─── DOKUMENTAUSZUG ───

Keine Zwangsräumung einer Wohnung gegen Hochschwangere

Das BVerfG hat auf den Eilantrag einer hochschwangeren Mieterin die unmittelbar bevorstehende Zwangsräumung ihrer Wohnung gestoppt.

Das BVerfG hat sich in einem Eilverfahren ausführlich mit dem bei der Zwangsräumung von Wohnungen zu beachtenden Recht der Mieter auf Leben und körperliche Unversehrtheit befasst. Das höchste deutsche Gericht hat klargestellt, dass bei einer infolge einer Zwangsräumung drohenden Gefahr schwerwiegender gesundheitlicher Risiken eine mit den guten Sitten unvereinbare Härte im Sinne von § 765a ZPO vorliegen und die Zwangsräumung aus verfassungsrechtlichen Gründen unzulässig machen kann.

Anordnungsbefugnis des BVerfG zur Abwehr schwerer Nachteile

Das BVerfG bejahte seine Befugnis zum Erlass einer einstweiligen Anordnung, obwohl der ordentliche Rechtsweg noch nicht ausgeschöpft war. Gemäß § 32 Abs. 1 BVerfGG kann das BVerfG einen Zustand durch eine einstweilige Anordnung vorläufig regeln, wenn dies zur Abwehr schwerer Nachteile oder aus einem anderen wichtigen Grund zum gemeinen Wohl dringend geboten ist. Diese Voraussetzungen sah das Gericht im konkreten Fall als gegeben an.

─── GESAMMELTE DATEN ───

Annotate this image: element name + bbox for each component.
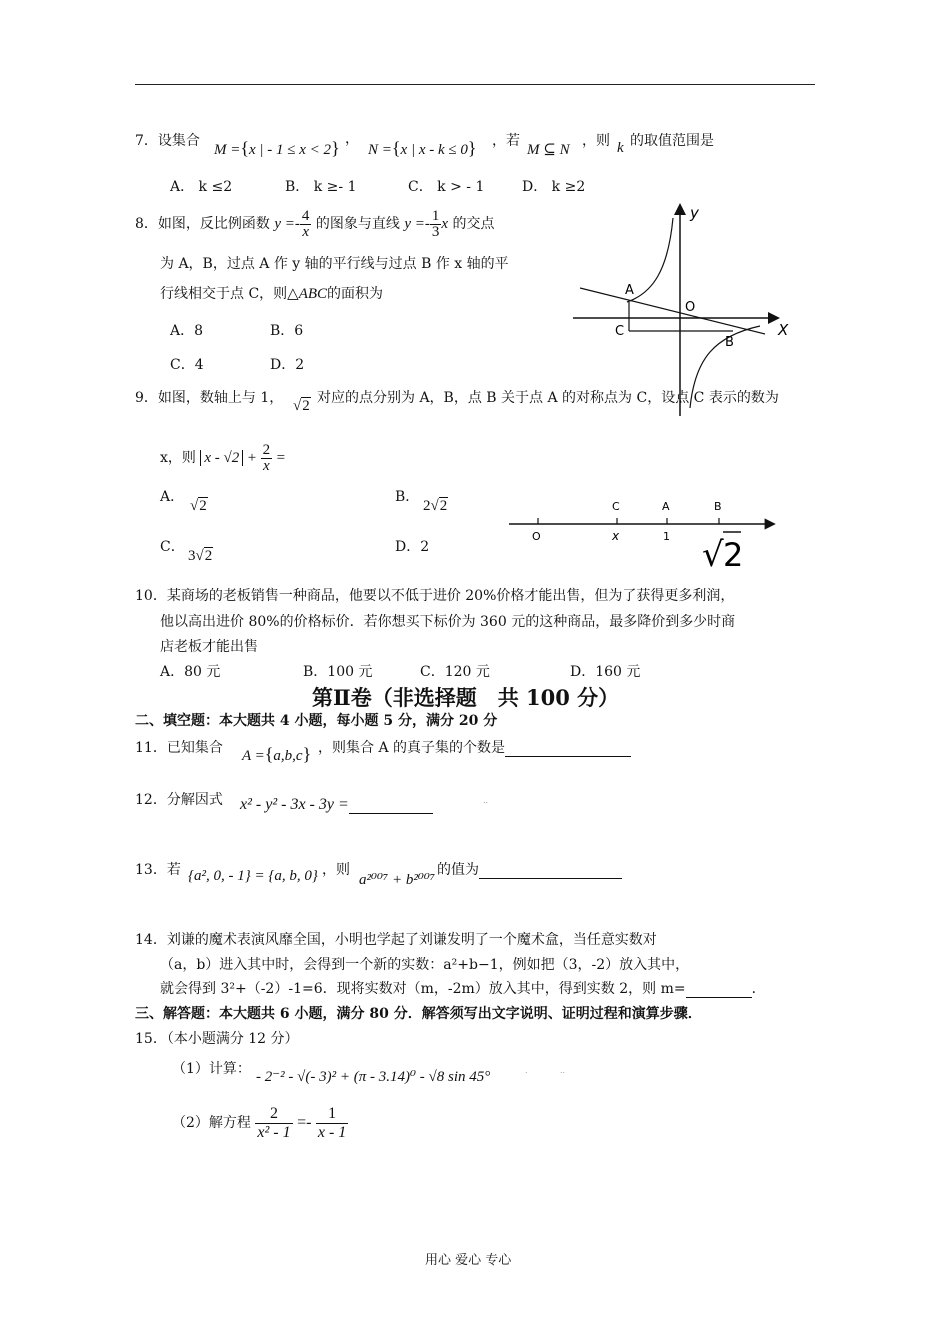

───

AUFGABENSTELLUNG.
- 1) Beantworte zum Text über die gestoppte Zwangsräumung diese Fragen:
(a) Wer hat den Eilantrag beim BVerfG gestellt?
(b) Welche Vorschrift der ZPO nennt der Text für eine mit den guten Sitten unvereinbare Härte?
(c) Nach welcher Vorschrift kann das BVerfG einen Zustand durch eine einstweilige Anordnung vorläufig regeln?
- 2) Nimm den Text über die gestoppte Zwangsräumung wieder auf und schreib ihn ab dem letzten Satz weiter.

DIE ANTWORTEN.
- 1)
(a) Eine hochschwangere Mieterin.
(b) § 765a ZPO.
(c) § 32 Abs. 1 BVerfGG.

- 2)
Entbindung per Kaiserschnitt 4 Tage nach dem Räumungstermin geplant

Gegenstand des Eilverfahrens war die Zwangsvollstreckung aus einem zwischen dem Vermieter und den Mietern geschlossener gerichtlicher Räumungsvergleich. Die Mieterseite bestand aus einem Ehepaar mit Kindern. Die Ehefrau war hochschwanger. Sie hatte einen Krankenhaustermin für einen Kaiserschnitt vereinbart, der 4 Tage nach dem für die Zwangsräumung der Wohnung angesetzten Termin lag.

Räumungsschutz vom AG abgelehnt

Das AG hatte den Antrag der Familie auf Räumungsschutz abgelehnt. Das Vorbringen der Antragsteller genügte nach der Bewertung des AG nicht den Anforderungen an eine Einstellung der Zwangsvollstreckung gemäß § 765a Abs. 1 ZPO. Nach dieser Vorschrift kann eine Maßnahme der Zwangsvollstreckung untersagt oder einstweilen eingestellt werden, wenn die Maßnahme unter Würdigung des Schutzbedürfnisses auch des Gläubigers für den Schuldner eine besondere Härte bedeuten würde, die mit den guten Sitten nicht vereinbar ist.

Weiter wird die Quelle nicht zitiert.